>>>
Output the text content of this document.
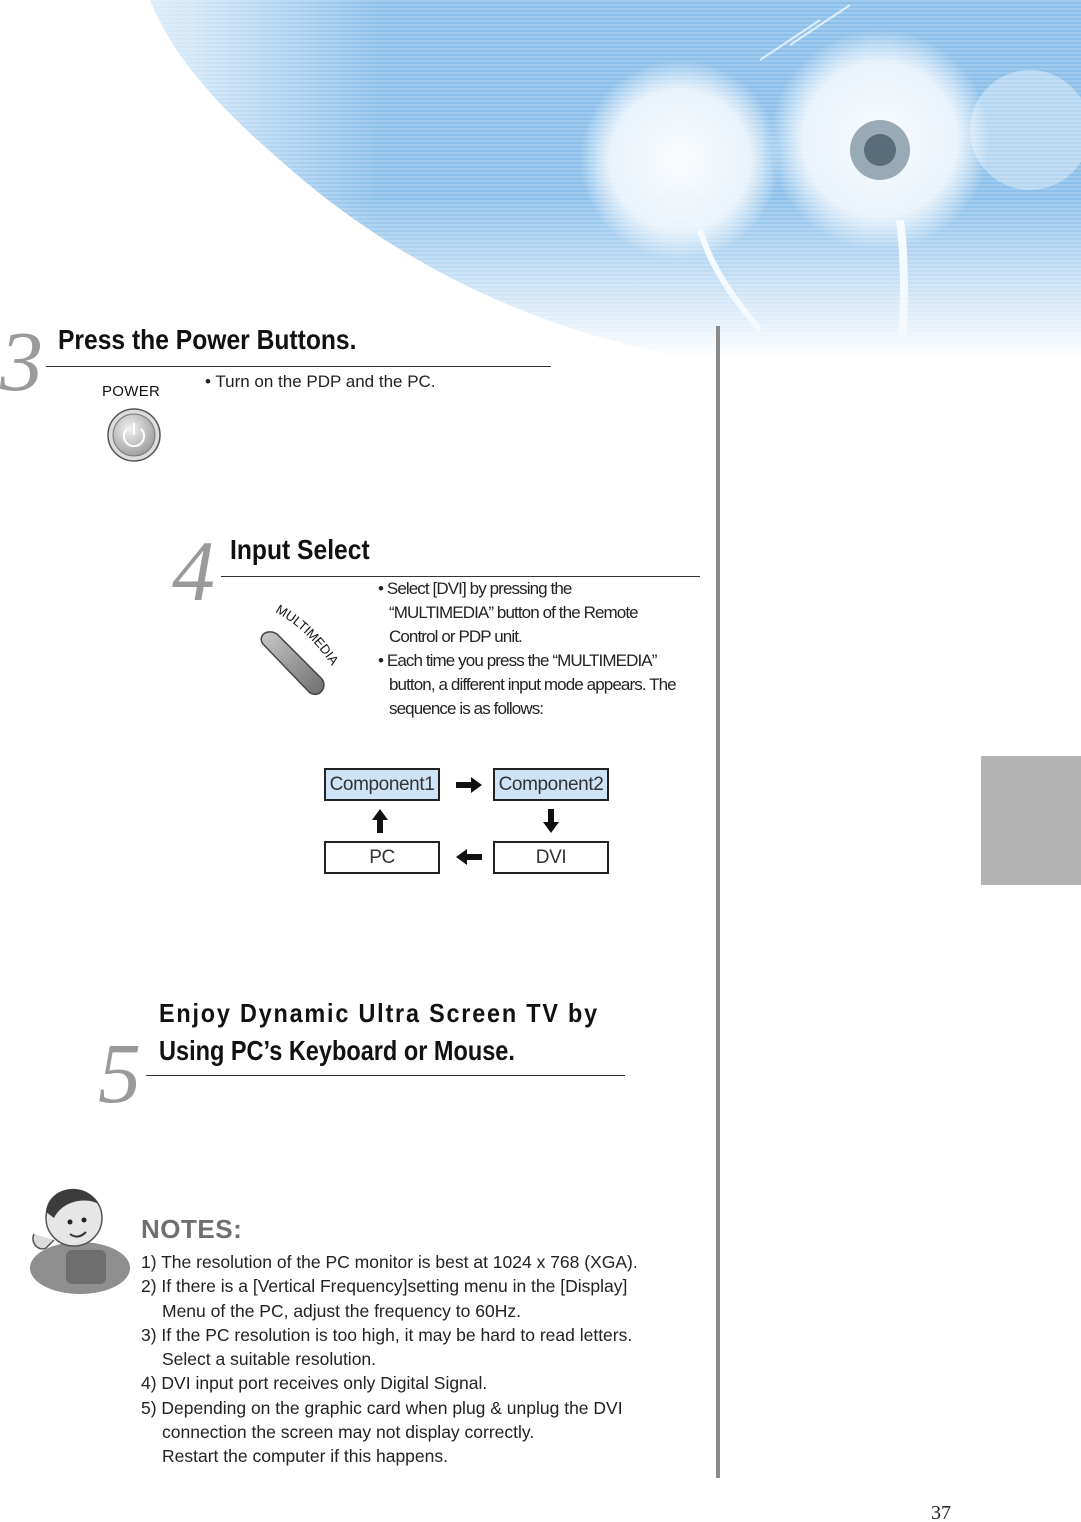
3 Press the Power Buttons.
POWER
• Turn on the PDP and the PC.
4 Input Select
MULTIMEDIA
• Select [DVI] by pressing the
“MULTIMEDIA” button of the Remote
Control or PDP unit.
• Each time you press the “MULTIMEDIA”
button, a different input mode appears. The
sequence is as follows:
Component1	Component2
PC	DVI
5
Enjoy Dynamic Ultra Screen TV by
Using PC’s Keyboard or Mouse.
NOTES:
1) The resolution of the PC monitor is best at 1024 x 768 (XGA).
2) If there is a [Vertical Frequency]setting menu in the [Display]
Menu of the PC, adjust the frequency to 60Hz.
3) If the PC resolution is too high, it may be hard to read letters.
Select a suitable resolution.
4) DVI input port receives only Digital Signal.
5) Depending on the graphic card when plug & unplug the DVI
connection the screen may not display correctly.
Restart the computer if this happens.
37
<<<
### Exercise aim:
Only a number is wanted: how many lines of the material above hold "Select"?

### Result of the exercise:
3